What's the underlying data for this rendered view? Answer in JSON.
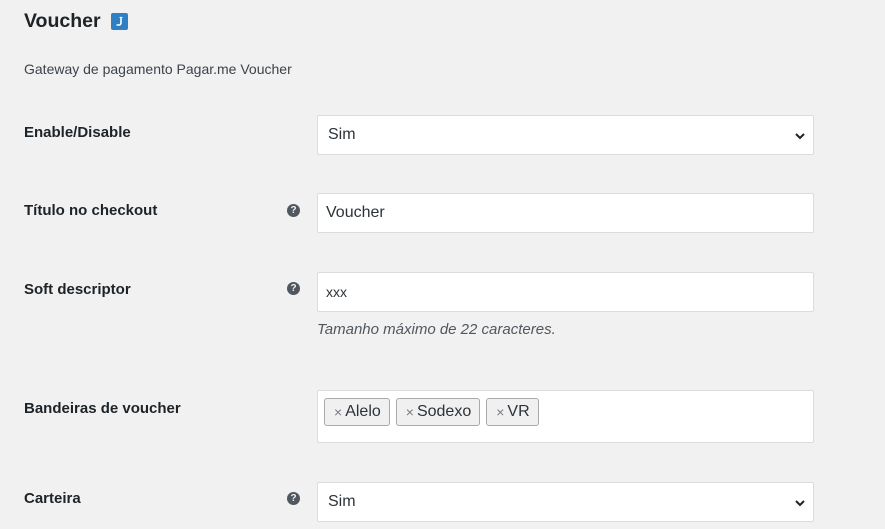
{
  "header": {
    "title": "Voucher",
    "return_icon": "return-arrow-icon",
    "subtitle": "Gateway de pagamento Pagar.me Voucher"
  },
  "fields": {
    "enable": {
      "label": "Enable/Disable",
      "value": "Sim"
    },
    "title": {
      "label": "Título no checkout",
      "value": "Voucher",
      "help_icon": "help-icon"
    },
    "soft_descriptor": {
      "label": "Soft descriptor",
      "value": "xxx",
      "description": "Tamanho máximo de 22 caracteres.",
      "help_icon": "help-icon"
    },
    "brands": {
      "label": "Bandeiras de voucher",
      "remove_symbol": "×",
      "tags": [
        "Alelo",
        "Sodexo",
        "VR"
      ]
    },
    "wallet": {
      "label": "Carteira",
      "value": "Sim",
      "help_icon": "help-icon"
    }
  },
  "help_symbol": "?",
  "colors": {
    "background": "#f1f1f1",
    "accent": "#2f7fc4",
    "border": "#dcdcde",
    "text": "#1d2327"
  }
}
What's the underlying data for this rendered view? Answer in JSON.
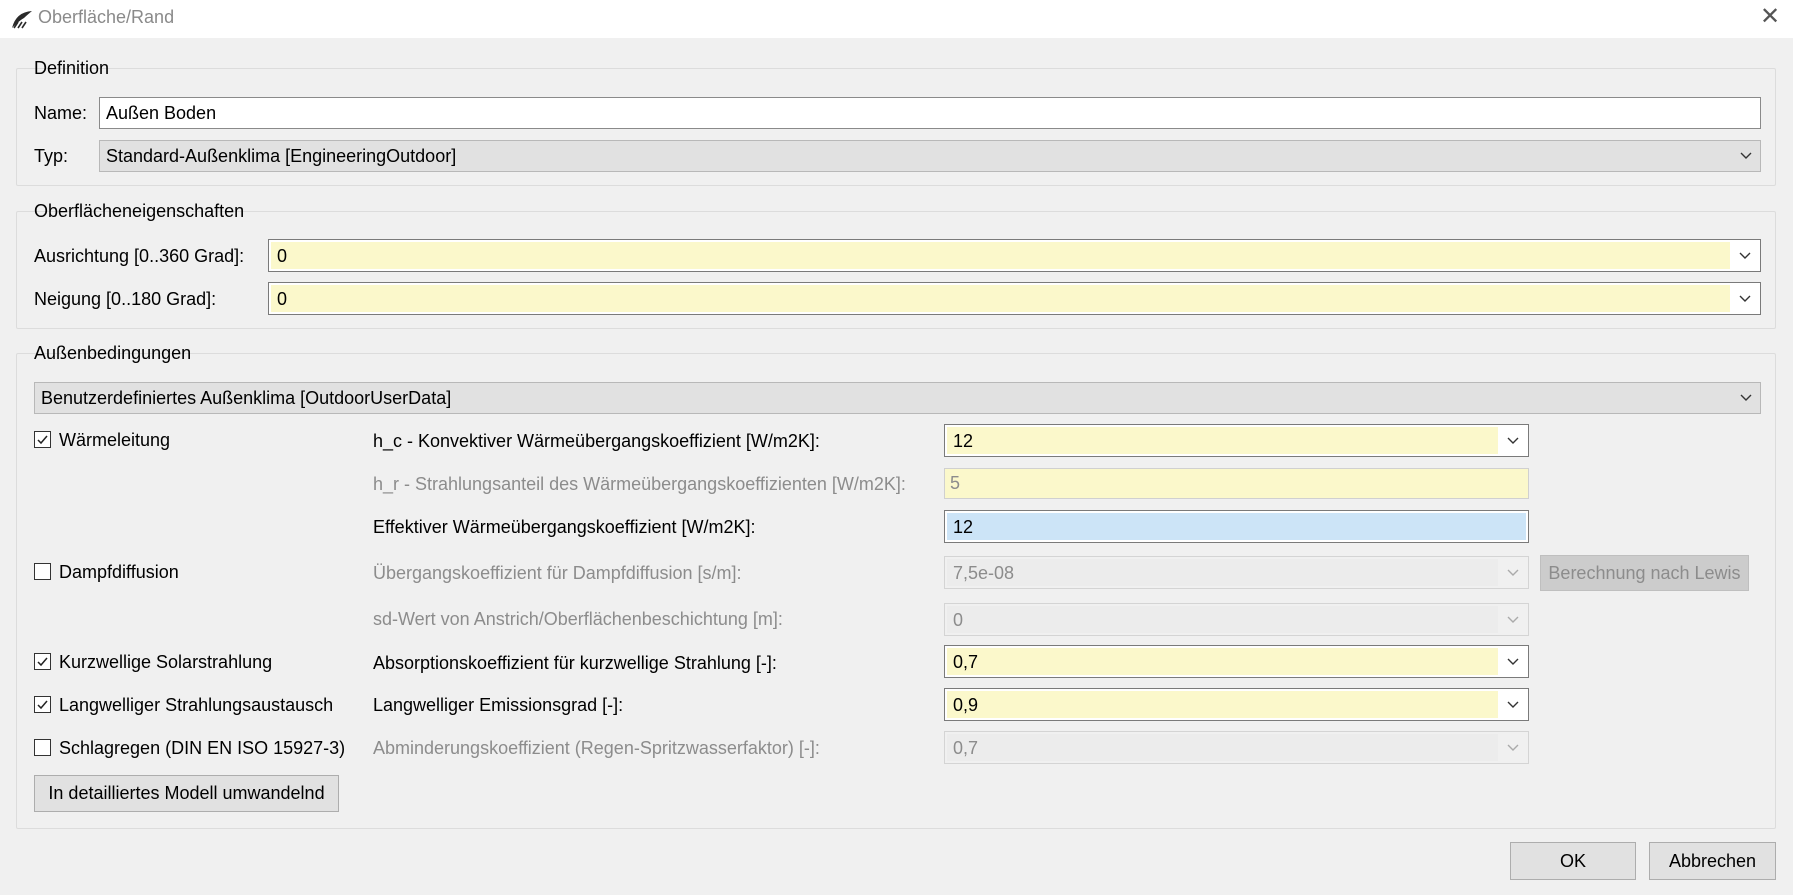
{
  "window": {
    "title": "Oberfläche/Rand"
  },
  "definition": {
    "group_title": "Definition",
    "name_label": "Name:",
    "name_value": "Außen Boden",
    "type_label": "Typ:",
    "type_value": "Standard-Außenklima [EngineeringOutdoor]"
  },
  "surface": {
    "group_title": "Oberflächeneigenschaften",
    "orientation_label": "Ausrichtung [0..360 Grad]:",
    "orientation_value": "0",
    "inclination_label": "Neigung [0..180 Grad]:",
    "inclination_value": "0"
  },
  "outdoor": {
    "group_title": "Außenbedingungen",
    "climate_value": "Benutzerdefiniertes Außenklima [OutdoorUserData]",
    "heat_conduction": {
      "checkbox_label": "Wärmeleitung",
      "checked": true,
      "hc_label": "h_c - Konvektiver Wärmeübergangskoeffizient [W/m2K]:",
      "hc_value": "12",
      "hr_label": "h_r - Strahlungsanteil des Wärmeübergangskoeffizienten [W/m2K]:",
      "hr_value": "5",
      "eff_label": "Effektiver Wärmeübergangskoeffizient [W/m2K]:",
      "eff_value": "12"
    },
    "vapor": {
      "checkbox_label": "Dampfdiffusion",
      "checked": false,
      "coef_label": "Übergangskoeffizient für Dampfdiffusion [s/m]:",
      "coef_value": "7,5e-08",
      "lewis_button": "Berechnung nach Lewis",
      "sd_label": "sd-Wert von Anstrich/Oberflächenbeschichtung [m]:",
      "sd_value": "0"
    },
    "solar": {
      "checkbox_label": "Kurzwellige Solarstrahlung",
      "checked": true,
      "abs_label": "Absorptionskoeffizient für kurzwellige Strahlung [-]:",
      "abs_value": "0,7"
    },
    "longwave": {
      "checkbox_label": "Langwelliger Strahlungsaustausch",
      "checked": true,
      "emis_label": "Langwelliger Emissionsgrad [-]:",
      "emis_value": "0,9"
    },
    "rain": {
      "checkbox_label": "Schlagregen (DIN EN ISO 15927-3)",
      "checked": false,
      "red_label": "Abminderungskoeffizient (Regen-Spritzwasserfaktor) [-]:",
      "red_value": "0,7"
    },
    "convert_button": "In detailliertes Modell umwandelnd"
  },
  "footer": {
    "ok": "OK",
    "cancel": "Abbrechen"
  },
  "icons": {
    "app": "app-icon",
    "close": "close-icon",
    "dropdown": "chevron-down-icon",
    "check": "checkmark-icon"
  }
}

────────

TASK INSTRUCTIONS:
Reproduce every line precisely as given, omitting all pictures.

CORRECT ANSWER:
What's the underlying data for this rendered view? Answer in JSON.
{
  "header": {
    "title": "Voucher",
    "return_icon": "return-arrow-icon",
    "subtitle": "Gateway de pagamento Pagar.me Voucher"
  },
  "fields": {
    "enable": {
      "label": "Enable/Disable",
      "value": "Sim"
    },
    "title": {
      "label": "Título no checkout",
      "value": "Voucher",
      "help_icon": "help-icon"
    },
    "soft_descriptor": {
      "label": "Soft descriptor",
      "value": "xxx",
      "description": "Tamanho máximo de 22 caracteres.",
      "help_icon": "help-icon"
    },
    "brands": {
      "label": "Bandeiras de voucher",
      "remove_symbol": "×",
      "tags": [
        "Alelo",
        "Sodexo",
        "VR"
      ]
    },
    "wallet": {
      "label": "Carteira",
      "value": "Sim",
      "help_icon": "help-icon"
    }
  },
  "help_symbol": "?",
  "colors": {
    "background": "#f1f1f1",
    "accent": "#2f7fc4",
    "border": "#dcdcde",
    "text": "#1d2327"
  }
}
What's the underlying data for this rendered view? Answer in JSON.
{
  "window": {
    "title": "Oberfläche/Rand"
  },
  "definition": {
    "group_title": "Definition",
    "name_label": "Name:",
    "name_value": "Außen Boden",
    "type_label": "Typ:",
    "type_value": "Standard-Außenklima [EngineeringOutdoor]"
  },
  "surface": {
    "group_title": "Oberflächeneigenschaften",
    "orientation_label": "Ausrichtung [0..360 Grad]:",
    "orientation_value": "0",
    "inclination_label": "Neigung [0..180 Grad]:",
    "inclination_value": "0"
  },
  "outdoor": {
    "group_title": "Außenbedingungen",
    "climate_value": "Benutzerdefiniertes Außenklima [OutdoorUserData]",
    "heat_conduction": {
      "checkbox_label": "Wärmeleitung",
      "checked": true,
      "hc_label": "h_c - Konvektiver Wärmeübergangskoeffizient [W/m2K]:",
      "hc_value": "12",
      "hr_label": "h_r - Strahlungsanteil des Wärmeübergangskoeffizienten [W/m2K]:",
      "hr_value": "5",
      "eff_label": "Effektiver Wärmeübergangskoeffizient [W/m2K]:",
      "eff_value": "12"
    },
    "vapor": {
      "checkbox_label": "Dampfdiffusion",
      "checked": false,
      "coef_label": "Übergangskoeffizient für Dampfdiffusion [s/m]:",
      "coef_value": "7,5e-08",
      "lewis_button": "Berechnung nach Lewis",
      "sd_label": "sd-Wert von Anstrich/Oberflächenbeschichtung [m]:",
      "sd_value": "0"
    },
    "solar": {
      "checkbox_label": "Kurzwellige Solarstrahlung",
      "checked": true,
      "abs_label": "Absorptionskoeffizient für kurzwellige Strahlung [-]:",
      "abs_value": "0,7"
    },
    "longwave": {
      "checkbox_label": "Langwelliger Strahlungsaustausch",
      "checked": true,
      "emis_label": "Langwelliger Emissionsgrad [-]:",
      "emis_value": "0,9"
    },
    "rain": {
      "checkbox_label": "Schlagregen (DIN EN ISO 15927-3)",
      "checked": false,
      "red_label": "Abminderungskoeffizient (Regen-Spritzwasserfaktor) [-]:",
      "red_value": "0,7"
    },
    "convert_button": "In detailliertes Modell umwandelnd"
  },
  "footer": {
    "ok": "OK",
    "cancel": "Abbrechen"
  },
  "icons": {
    "app": "app-icon",
    "close": "close-icon",
    "dropdown": "chevron-down-icon",
    "check": "checkmark-icon"
  }
}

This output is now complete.